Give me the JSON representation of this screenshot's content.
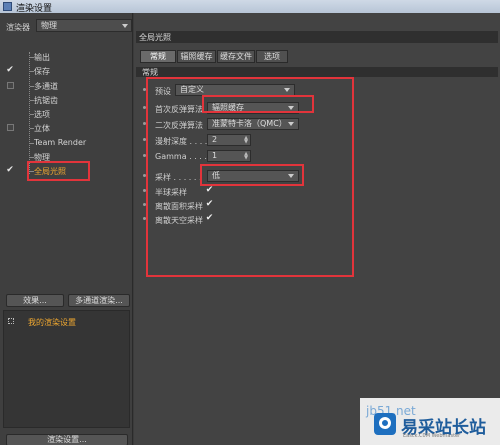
{
  "window": {
    "title": "渲染设置"
  },
  "left_panel": {
    "renderer_label": "渲染器",
    "renderer_value": "物理",
    "tree_items": [
      {
        "label": "输出",
        "checked": false,
        "checkbox": false
      },
      {
        "label": "保存",
        "checked": true,
        "checkbox": false
      },
      {
        "label": "多通道",
        "checked": false,
        "checkbox": true
      },
      {
        "label": "抗锯齿",
        "checked": false,
        "checkbox": false
      },
      {
        "label": "选项",
        "checked": false,
        "checkbox": false
      },
      {
        "label": "立体",
        "checked": false,
        "checkbox": true
      },
      {
        "label": "Team Render",
        "checked": false,
        "checkbox": false
      },
      {
        "label": "物理",
        "checked": false,
        "checkbox": false
      },
      {
        "label": "全局光照",
        "checked": true,
        "checkbox": false
      }
    ],
    "effect_button": "效果...",
    "multipass_button": "多通道渲染...",
    "settings_item": "我的渲染设置",
    "render_settings_button": "渲染设置..."
  },
  "right_panel": {
    "header": "全局光照",
    "tabs": [
      "常规",
      "辐照缓存",
      "缓存文件",
      "选项"
    ],
    "active_tab": "常规",
    "section": "常规",
    "fields": {
      "preset_label": "预设",
      "preset_value": "自定义",
      "primary_label": "首次反弹算法",
      "primary_value": "辐照缓存",
      "secondary_label": "二次反弹算法",
      "secondary_value": "准蒙特卡洛（QMC）",
      "depth_label": "漫射深度 . . . .",
      "depth_value": "2",
      "gamma_label": "Gamma . . . .",
      "gamma_value": "1",
      "sampling_label": "采样 . . . . . .",
      "sampling_value": "低",
      "hemisphere_label": "半球采样",
      "area_label": "离散面积采样",
      "sky_label": "离散天空采样"
    }
  },
  "watermark": {
    "domain_text": "jb51.net",
    "title": "易采站长站",
    "subtitle": "Easck.C0M  Webmaster"
  },
  "colors": {
    "highlight_red": "#e2343b",
    "active_orange": "#f0a830"
  }
}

__________________________________________________

Written request ->
Reproduce the material word for word. Any pictures should be left out of the copy.

Response to this task ->
Give me the JSON representation of this screenshot's content.
{
  "window": {
    "title": "渲染设置"
  },
  "left_panel": {
    "renderer_label": "渲染器",
    "renderer_value": "物理",
    "tree_items": [
      {
        "label": "输出",
        "checked": false,
        "checkbox": false
      },
      {
        "label": "保存",
        "checked": true,
        "checkbox": false
      },
      {
        "label": "多通道",
        "checked": false,
        "checkbox": true
      },
      {
        "label": "抗锯齿",
        "checked": false,
        "checkbox": false
      },
      {
        "label": "选项",
        "checked": false,
        "checkbox": false
      },
      {
        "label": "立体",
        "checked": false,
        "checkbox": true
      },
      {
        "label": "Team Render",
        "checked": false,
        "checkbox": false
      },
      {
        "label": "物理",
        "checked": false,
        "checkbox": false
      },
      {
        "label": "全局光照",
        "checked": true,
        "checkbox": false
      }
    ],
    "effect_button": "效果...",
    "multipass_button": "多通道渲染...",
    "settings_item": "我的渲染设置",
    "render_settings_button": "渲染设置..."
  },
  "right_panel": {
    "header": "全局光照",
    "tabs": [
      "常规",
      "辐照缓存",
      "缓存文件",
      "选项"
    ],
    "active_tab": "常规",
    "section": "常规",
    "fields": {
      "preset_label": "预设",
      "preset_value": "自定义",
      "primary_label": "首次反弹算法",
      "primary_value": "辐照缓存",
      "secondary_label": "二次反弹算法",
      "secondary_value": "准蒙特卡洛（QMC）",
      "depth_label": "漫射深度 . . . .",
      "depth_value": "2",
      "gamma_label": "Gamma . . . .",
      "gamma_value": "1",
      "sampling_label": "采样 . . . . . .",
      "sampling_value": "低",
      "hemisphere_label": "半球采样",
      "area_label": "离散面积采样",
      "sky_label": "离散天空采样"
    }
  },
  "watermark": {
    "domain_text": "jb51.net",
    "title": "易采站长站",
    "subtitle": "Easck.C0M  Webmaster"
  },
  "colors": {
    "highlight_red": "#e2343b",
    "active_orange": "#f0a830"
  }
}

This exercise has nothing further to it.